STATED PROBLEM:
In full and without alteration, repeat the material.

[Extracted records]

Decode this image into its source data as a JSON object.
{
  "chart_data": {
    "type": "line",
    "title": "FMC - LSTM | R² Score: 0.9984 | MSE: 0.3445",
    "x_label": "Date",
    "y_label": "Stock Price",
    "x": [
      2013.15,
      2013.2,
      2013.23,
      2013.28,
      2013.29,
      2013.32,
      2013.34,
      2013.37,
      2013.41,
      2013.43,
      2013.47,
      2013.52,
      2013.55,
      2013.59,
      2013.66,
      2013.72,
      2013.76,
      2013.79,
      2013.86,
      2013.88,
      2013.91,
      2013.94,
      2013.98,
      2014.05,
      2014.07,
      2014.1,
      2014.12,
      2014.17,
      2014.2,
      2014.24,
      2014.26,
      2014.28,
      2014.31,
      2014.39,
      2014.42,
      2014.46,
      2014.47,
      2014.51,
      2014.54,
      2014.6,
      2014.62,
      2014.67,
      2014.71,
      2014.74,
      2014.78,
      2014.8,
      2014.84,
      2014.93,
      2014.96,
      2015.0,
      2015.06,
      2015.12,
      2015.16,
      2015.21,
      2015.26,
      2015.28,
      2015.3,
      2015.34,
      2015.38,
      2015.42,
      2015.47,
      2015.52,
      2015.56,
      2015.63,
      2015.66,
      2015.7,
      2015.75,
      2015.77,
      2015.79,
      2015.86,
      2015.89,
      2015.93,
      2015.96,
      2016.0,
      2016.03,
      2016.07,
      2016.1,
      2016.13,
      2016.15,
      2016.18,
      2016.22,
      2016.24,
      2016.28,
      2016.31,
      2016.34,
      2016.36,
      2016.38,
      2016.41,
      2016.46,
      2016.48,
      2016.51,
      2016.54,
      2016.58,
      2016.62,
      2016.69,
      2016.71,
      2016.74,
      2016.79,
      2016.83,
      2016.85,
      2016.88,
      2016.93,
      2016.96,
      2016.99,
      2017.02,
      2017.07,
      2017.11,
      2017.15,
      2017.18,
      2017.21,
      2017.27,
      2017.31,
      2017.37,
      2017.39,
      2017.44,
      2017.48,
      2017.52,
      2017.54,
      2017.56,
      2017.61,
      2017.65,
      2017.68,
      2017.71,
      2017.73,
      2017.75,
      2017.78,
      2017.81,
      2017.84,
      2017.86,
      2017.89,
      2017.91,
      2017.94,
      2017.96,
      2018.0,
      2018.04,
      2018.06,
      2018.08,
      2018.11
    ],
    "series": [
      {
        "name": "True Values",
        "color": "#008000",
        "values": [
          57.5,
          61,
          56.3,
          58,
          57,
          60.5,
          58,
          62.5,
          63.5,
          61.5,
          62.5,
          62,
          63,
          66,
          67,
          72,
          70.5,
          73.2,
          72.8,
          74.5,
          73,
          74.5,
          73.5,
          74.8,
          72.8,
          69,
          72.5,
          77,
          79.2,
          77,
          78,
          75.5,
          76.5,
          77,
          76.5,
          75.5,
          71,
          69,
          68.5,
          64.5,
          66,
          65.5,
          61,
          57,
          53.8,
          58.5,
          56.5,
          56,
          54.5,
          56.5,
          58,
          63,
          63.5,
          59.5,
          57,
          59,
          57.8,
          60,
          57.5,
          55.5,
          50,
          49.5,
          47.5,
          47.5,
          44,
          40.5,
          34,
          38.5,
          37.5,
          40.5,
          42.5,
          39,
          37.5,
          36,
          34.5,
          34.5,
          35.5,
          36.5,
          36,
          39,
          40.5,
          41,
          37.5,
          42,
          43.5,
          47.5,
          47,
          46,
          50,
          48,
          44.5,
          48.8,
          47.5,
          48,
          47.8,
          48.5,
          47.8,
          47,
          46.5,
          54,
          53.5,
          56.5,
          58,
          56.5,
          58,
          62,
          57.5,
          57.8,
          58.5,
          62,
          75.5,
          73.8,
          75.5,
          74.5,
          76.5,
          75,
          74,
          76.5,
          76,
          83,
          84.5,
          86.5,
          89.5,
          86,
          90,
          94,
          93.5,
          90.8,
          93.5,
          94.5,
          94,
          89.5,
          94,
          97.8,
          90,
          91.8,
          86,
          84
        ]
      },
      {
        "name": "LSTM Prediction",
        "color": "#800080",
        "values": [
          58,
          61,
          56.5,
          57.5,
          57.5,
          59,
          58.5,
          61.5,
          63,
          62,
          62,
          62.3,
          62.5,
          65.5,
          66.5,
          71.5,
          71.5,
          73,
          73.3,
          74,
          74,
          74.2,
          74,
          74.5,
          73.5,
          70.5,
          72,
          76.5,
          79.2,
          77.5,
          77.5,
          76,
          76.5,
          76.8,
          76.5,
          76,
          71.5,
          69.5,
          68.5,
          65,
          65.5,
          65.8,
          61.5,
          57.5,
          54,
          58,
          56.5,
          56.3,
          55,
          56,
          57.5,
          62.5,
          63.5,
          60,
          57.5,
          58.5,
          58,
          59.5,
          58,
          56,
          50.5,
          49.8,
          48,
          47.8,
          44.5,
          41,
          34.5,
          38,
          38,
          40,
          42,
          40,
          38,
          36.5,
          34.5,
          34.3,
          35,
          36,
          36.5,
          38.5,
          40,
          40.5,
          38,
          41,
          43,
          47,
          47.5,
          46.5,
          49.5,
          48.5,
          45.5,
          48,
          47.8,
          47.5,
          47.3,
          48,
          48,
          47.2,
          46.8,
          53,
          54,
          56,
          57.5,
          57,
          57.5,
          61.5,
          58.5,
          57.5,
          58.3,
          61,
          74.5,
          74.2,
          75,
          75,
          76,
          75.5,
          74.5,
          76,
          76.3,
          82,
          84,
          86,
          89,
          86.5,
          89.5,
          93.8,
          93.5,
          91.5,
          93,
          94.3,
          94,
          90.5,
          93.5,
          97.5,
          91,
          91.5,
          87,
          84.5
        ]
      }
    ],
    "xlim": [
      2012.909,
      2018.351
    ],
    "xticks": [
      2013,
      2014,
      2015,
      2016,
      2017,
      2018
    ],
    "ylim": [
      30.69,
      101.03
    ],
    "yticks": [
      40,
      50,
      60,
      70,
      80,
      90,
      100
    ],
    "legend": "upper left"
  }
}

FINAL RESULT:
Decode this image into its source data as a JSON object.
{
  "chart_data": {
    "type": "line",
    "title": "FMC - LSTM | R² Score: 0.9984 | MSE: 0.3445",
    "x_label": "Date",
    "y_label": "Stock Price",
    "x": [
      2013.15,
      2013.2,
      2013.23,
      2013.28,
      2013.29,
      2013.32,
      2013.34,
      2013.37,
      2013.41,
      2013.43,
      2013.47,
      2013.52,
      2013.55,
      2013.59,
      2013.66,
      2013.72,
      2013.76,
      2013.79,
      2013.86,
      2013.88,
      2013.91,
      2013.94,
      2013.98,
      2014.05,
      2014.07,
      2014.1,
      2014.12,
      2014.17,
      2014.2,
      2014.24,
      2014.26,
      2014.28,
      2014.31,
      2014.39,
      2014.42,
      2014.46,
      2014.47,
      2014.51,
      2014.54,
      2014.6,
      2014.62,
      2014.67,
      2014.71,
      2014.74,
      2014.78,
      2014.8,
      2014.84,
      2014.93,
      2014.96,
      2015.0,
      2015.06,
      2015.12,
      2015.16,
      2015.21,
      2015.26,
      2015.28,
      2015.3,
      2015.34,
      2015.38,
      2015.42,
      2015.47,
      2015.52,
      2015.56,
      2015.63,
      2015.66,
      2015.7,
      2015.75,
      2015.77,
      2015.79,
      2015.86,
      2015.89,
      2015.93,
      2015.96,
      2016.0,
      2016.03,
      2016.07,
      2016.1,
      2016.13,
      2016.15,
      2016.18,
      2016.22,
      2016.24,
      2016.28,
      2016.31,
      2016.34,
      2016.36,
      2016.38,
      2016.41,
      2016.46,
      2016.48,
      2016.51,
      2016.54,
      2016.58,
      2016.62,
      2016.69,
      2016.71,
      2016.74,
      2016.79,
      2016.83,
      2016.85,
      2016.88,
      2016.93,
      2016.96,
      2016.99,
      2017.02,
      2017.07,
      2017.11,
      2017.15,
      2017.18,
      2017.21,
      2017.27,
      2017.31,
      2017.37,
      2017.39,
      2017.44,
      2017.48,
      2017.52,
      2017.54,
      2017.56,
      2017.61,
      2017.65,
      2017.68,
      2017.71,
      2017.73,
      2017.75,
      2017.78,
      2017.81,
      2017.84,
      2017.86,
      2017.89,
      2017.91,
      2017.94,
      2017.96,
      2018.0,
      2018.04,
      2018.06,
      2018.08,
      2018.11
    ],
    "series": [
      {
        "name": "True Values",
        "color": "#008000",
        "values": [
          57.5,
          61,
          56.3,
          58,
          57,
          60.5,
          58,
          62.5,
          63.5,
          61.5,
          62.5,
          62,
          63,
          66,
          67,
          72,
          70.5,
          73.2,
          72.8,
          74.5,
          73,
          74.5,
          73.5,
          74.8,
          72.8,
          69,
          72.5,
          77,
          79.2,
          77,
          78,
          75.5,
          76.5,
          77,
          76.5,
          75.5,
          71,
          69,
          68.5,
          64.5,
          66,
          65.5,
          61,
          57,
          53.8,
          58.5,
          56.5,
          56,
          54.5,
          56.5,
          58,
          63,
          63.5,
          59.5,
          57,
          59,
          57.8,
          60,
          57.5,
          55.5,
          50,
          49.5,
          47.5,
          47.5,
          44,
          40.5,
          34,
          38.5,
          37.5,
          40.5,
          42.5,
          39,
          37.5,
          36,
          34.5,
          34.5,
          35.5,
          36.5,
          36,
          39,
          40.5,
          41,
          37.5,
          42,
          43.5,
          47.5,
          47,
          46,
          50,
          48,
          44.5,
          48.8,
          47.5,
          48,
          47.8,
          48.5,
          47.8,
          47,
          46.5,
          54,
          53.5,
          56.5,
          58,
          56.5,
          58,
          62,
          57.5,
          57.8,
          58.5,
          62,
          75.5,
          73.8,
          75.5,
          74.5,
          76.5,
          75,
          74,
          76.5,
          76,
          83,
          84.5,
          86.5,
          89.5,
          86,
          90,
          94,
          93.5,
          90.8,
          93.5,
          94.5,
          94,
          89.5,
          94,
          97.8,
          90,
          91.8,
          86,
          84
        ]
      },
      {
        "name": "LSTM Prediction",
        "color": "#800080",
        "values": [
          58,
          61,
          56.5,
          57.5,
          57.5,
          59,
          58.5,
          61.5,
          63,
          62,
          62,
          62.3,
          62.5,
          65.5,
          66.5,
          71.5,
          71.5,
          73,
          73.3,
          74,
          74,
          74.2,
          74,
          74.5,
          73.5,
          70.5,
          72,
          76.5,
          79.2,
          77.5,
          77.5,
          76,
          76.5,
          76.8,
          76.5,
          76,
          71.5,
          69.5,
          68.5,
          65,
          65.5,
          65.8,
          61.5,
          57.5,
          54,
          58,
          56.5,
          56.3,
          55,
          56,
          57.5,
          62.5,
          63.5,
          60,
          57.5,
          58.5,
          58,
          59.5,
          58,
          56,
          50.5,
          49.8,
          48,
          47.8,
          44.5,
          41,
          34.5,
          38,
          38,
          40,
          42,
          40,
          38,
          36.5,
          34.5,
          34.3,
          35,
          36,
          36.5,
          38.5,
          40,
          40.5,
          38,
          41,
          43,
          47,
          47.5,
          46.5,
          49.5,
          48.5,
          45.5,
          48,
          47.8,
          47.5,
          47.3,
          48,
          48,
          47.2,
          46.8,
          53,
          54,
          56,
          57.5,
          57,
          57.5,
          61.5,
          58.5,
          57.5,
          58.3,
          61,
          74.5,
          74.2,
          75,
          75,
          76,
          75.5,
          74.5,
          76,
          76.3,
          82,
          84,
          86,
          89,
          86.5,
          89.5,
          93.8,
          93.5,
          91.5,
          93,
          94.3,
          94,
          90.5,
          93.5,
          97.5,
          91,
          91.5,
          87,
          84.5
        ]
      }
    ],
    "xlim": [
      2012.909,
      2018.351
    ],
    "xticks": [
      2013,
      2014,
      2015,
      2016,
      2017,
      2018
    ],
    "ylim": [
      30.69,
      101.03
    ],
    "yticks": [
      40,
      50,
      60,
      70,
      80,
      90,
      100
    ],
    "legend": "upper left"
  }
}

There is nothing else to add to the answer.